### [Extracted material]
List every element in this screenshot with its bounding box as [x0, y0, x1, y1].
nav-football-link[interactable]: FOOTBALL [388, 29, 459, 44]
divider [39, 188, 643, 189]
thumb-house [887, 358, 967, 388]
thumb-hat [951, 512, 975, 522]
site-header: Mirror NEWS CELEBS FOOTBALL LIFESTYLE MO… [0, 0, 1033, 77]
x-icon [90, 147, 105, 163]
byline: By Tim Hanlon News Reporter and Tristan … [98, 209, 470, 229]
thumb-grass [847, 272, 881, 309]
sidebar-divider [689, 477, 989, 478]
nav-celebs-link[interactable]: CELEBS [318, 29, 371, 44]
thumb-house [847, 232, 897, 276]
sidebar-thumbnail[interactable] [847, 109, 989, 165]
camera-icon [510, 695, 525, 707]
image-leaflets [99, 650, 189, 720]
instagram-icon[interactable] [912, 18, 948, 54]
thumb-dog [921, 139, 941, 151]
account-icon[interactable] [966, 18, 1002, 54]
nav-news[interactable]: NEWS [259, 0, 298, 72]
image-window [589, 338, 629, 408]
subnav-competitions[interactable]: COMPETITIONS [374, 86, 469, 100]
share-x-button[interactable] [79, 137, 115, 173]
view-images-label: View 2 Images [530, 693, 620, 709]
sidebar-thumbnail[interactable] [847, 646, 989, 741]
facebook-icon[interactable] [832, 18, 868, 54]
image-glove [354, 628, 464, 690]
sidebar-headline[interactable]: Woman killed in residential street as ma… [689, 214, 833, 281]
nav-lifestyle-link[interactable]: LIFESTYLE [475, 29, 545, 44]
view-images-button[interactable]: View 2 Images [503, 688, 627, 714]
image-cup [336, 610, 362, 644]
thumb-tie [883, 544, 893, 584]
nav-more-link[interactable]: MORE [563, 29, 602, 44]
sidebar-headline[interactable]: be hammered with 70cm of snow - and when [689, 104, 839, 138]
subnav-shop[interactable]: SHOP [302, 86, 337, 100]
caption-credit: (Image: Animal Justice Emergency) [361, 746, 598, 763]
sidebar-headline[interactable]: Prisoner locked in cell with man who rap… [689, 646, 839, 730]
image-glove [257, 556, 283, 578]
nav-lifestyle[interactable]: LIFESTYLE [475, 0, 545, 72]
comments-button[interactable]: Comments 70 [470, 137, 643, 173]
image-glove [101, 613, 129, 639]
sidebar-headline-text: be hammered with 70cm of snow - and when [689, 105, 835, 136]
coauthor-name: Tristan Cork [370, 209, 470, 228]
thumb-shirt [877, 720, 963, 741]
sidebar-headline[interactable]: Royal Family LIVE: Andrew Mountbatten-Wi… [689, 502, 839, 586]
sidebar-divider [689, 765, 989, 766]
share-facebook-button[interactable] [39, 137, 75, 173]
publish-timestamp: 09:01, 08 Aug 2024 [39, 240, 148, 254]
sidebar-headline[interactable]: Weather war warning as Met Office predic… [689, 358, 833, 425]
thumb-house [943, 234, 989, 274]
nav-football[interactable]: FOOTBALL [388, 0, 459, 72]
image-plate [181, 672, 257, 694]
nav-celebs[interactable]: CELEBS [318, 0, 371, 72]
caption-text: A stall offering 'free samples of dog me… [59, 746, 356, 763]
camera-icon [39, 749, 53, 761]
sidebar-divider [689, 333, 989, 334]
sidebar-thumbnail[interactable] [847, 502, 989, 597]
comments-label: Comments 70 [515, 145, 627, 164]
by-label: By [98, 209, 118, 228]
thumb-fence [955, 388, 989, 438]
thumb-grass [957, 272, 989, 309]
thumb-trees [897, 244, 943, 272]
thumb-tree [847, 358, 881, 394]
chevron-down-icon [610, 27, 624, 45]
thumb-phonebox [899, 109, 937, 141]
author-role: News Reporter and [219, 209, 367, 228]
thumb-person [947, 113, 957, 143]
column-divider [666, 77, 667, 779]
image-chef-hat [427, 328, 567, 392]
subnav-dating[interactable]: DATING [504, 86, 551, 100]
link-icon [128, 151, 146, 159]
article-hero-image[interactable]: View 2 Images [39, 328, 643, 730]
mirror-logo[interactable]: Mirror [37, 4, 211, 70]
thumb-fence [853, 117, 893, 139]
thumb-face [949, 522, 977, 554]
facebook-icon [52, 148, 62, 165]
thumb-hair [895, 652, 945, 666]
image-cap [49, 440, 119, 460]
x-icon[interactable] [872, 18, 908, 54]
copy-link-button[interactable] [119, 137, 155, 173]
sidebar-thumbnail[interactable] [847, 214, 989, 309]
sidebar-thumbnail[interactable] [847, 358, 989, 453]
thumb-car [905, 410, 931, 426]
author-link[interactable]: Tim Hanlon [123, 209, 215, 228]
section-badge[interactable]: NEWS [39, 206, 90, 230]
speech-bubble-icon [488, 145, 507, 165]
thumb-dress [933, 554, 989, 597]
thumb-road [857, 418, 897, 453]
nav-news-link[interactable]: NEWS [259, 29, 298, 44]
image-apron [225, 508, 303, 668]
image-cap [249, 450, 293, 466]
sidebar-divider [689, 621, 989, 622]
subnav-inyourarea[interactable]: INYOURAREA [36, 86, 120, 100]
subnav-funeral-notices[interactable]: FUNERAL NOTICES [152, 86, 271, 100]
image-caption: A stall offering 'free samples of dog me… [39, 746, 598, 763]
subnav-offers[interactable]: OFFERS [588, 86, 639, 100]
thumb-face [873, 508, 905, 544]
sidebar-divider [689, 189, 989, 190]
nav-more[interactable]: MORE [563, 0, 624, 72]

### [The request]
Could you reproduce every line of the material above verbatim, keeping the original order?

### [Answer to the task]
List every element in this screenshot with its bounding box as [x0, y0, x1, y1].
nav-football-link[interactable]: FOOTBALL [388, 29, 459, 44]
divider [39, 188, 643, 189]
thumb-house [887, 358, 967, 388]
thumb-hat [951, 512, 975, 522]
site-header: Mirror NEWS CELEBS FOOTBALL LIFESTYLE MO… [0, 0, 1033, 77]
x-icon [90, 147, 105, 163]
byline: By Tim Hanlon News Reporter and Tristan … [98, 209, 470, 229]
thumb-grass [847, 272, 881, 309]
sidebar-divider [689, 477, 989, 478]
nav-celebs-link[interactable]: CELEBS [318, 29, 371, 44]
thumb-house [847, 232, 897, 276]
sidebar-thumbnail[interactable] [847, 109, 989, 165]
camera-icon [510, 695, 525, 707]
image-leaflets [99, 650, 189, 720]
instagram-icon[interactable] [912, 18, 948, 54]
thumb-dog [921, 139, 941, 151]
account-icon[interactable] [966, 18, 1002, 54]
nav-news[interactable]: NEWS [259, 0, 298, 72]
image-window [589, 338, 629, 408]
subnav-competitions[interactable]: COMPETITIONS [374, 86, 469, 100]
share-x-button[interactable] [79, 137, 115, 173]
view-images-label: View 2 Images [530, 693, 620, 709]
sidebar-thumbnail[interactable] [847, 646, 989, 741]
facebook-icon[interactable] [832, 18, 868, 54]
image-glove [354, 628, 464, 690]
sidebar-headline[interactable]: Woman killed in residential street as ma… [689, 214, 833, 281]
nav-lifestyle-link[interactable]: LIFESTYLE [475, 29, 545, 44]
view-images-button[interactable]: View 2 Images [503, 688, 627, 714]
image-cup [336, 610, 362, 644]
thumb-tie [883, 544, 893, 584]
nav-more-link[interactable]: MORE [563, 29, 602, 44]
sidebar-headline[interactable]: be hammered with 70cm of snow - and when [689, 104, 839, 138]
subnav-shop[interactable]: SHOP [302, 86, 337, 100]
caption-credit: (Image: Animal Justice Emergency) [361, 746, 598, 763]
sidebar-headline[interactable]: Prisoner locked in cell with man who rap… [689, 646, 839, 730]
image-glove [257, 556, 283, 578]
nav-lifestyle[interactable]: LIFESTYLE [475, 0, 545, 72]
comments-button[interactable]: Comments 70 [470, 137, 643, 173]
image-glove [101, 613, 129, 639]
sidebar-headline-text: be hammered with 70cm of snow - and when [689, 105, 835, 136]
coauthor-name: Tristan Cork [370, 209, 470, 228]
thumb-shirt [877, 720, 963, 741]
sidebar-headline[interactable]: Royal Family LIVE: Andrew Mountbatten-Wi… [689, 502, 839, 586]
sidebar-divider [689, 765, 989, 766]
share-facebook-button[interactable] [39, 137, 75, 173]
publish-timestamp: 09:01, 08 Aug 2024 [39, 240, 148, 254]
sidebar-headline[interactable]: Weather war warning as Met Office predic… [689, 358, 833, 425]
thumb-house [943, 234, 989, 274]
nav-football[interactable]: FOOTBALL [388, 0, 459, 72]
image-plate [181, 672, 257, 694]
nav-celebs[interactable]: CELEBS [318, 0, 371, 72]
caption-text: A stall offering 'free samples of dog me… [59, 746, 356, 763]
camera-icon [39, 749, 53, 761]
sidebar-divider [689, 333, 989, 334]
sidebar-thumbnail[interactable] [847, 502, 989, 597]
comments-label: Comments 70 [515, 145, 627, 164]
by-label: By [98, 209, 118, 228]
thumb-fence [955, 388, 989, 438]
thumb-grass [957, 272, 989, 309]
thumb-trees [897, 244, 943, 272]
thumb-tree [847, 358, 881, 394]
chevron-down-icon [610, 27, 624, 45]
thumb-phonebox [899, 109, 937, 141]
author-role: News Reporter and [219, 209, 367, 228]
thumb-person [947, 113, 957, 143]
column-divider [666, 77, 667, 779]
image-chef-hat [427, 328, 567, 392]
subnav-dating[interactable]: DATING [504, 86, 551, 100]
link-icon [128, 151, 146, 159]
article-hero-image[interactable]: View 2 Images [39, 328, 643, 730]
mirror-logo[interactable]: Mirror [37, 4, 211, 70]
thumb-fence [853, 117, 893, 139]
thumb-face [949, 522, 977, 554]
facebook-icon [52, 148, 62, 165]
thumb-hair [895, 652, 945, 666]
image-cap [49, 440, 119, 460]
x-icon[interactable] [872, 18, 908, 54]
copy-link-button[interactable] [119, 137, 155, 173]
sidebar-thumbnail[interactable] [847, 214, 989, 309]
sidebar-thumbnail[interactable] [847, 358, 989, 453]
thumb-car [905, 410, 931, 426]
author-link[interactable]: Tim Hanlon [123, 209, 215, 228]
section-badge[interactable]: NEWS [39, 206, 90, 230]
speech-bubble-icon [488, 145, 507, 165]
thumb-dress [933, 554, 989, 597]
thumb-road [857, 418, 897, 453]
nav-news-link[interactable]: NEWS [259, 29, 298, 44]
image-apron [225, 508, 303, 668]
image-cap [249, 450, 293, 466]
sidebar-divider [689, 621, 989, 622]
subnav-inyourarea[interactable]: INYOURAREA [36, 86, 120, 100]
subnav-funeral-notices[interactable]: FUNERAL NOTICES [152, 86, 271, 100]
image-caption: A stall offering 'free samples of dog me… [39, 746, 598, 763]
subnav-offers[interactable]: OFFERS [588, 86, 639, 100]
thumb-face [873, 508, 905, 544]
sidebar-divider [689, 189, 989, 190]
nav-more[interactable]: MORE [563, 0, 624, 72]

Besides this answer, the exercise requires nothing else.